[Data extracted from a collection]
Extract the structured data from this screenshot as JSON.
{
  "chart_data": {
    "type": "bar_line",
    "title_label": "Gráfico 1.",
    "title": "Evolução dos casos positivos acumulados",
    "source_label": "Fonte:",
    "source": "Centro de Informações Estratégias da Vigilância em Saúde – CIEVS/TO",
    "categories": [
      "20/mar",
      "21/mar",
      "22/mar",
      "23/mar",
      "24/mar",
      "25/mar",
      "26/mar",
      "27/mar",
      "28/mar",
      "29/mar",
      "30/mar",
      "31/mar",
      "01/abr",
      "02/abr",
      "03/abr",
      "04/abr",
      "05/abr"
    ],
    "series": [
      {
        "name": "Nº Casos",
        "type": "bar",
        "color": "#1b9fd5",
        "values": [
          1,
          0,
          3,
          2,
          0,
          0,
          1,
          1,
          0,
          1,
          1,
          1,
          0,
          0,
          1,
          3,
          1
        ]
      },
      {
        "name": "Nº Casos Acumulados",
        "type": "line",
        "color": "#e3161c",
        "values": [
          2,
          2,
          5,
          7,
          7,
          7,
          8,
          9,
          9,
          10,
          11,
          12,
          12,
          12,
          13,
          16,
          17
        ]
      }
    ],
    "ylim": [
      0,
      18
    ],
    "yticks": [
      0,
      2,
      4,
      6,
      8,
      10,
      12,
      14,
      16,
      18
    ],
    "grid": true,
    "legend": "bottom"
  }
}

**DIRECTIONS FOR THIS TASK**
Above are the records. Copy every line in them holding "name".

**THE RESULT**
        "name": "Nº Casos",
        "name": "Nº Casos Acumulados",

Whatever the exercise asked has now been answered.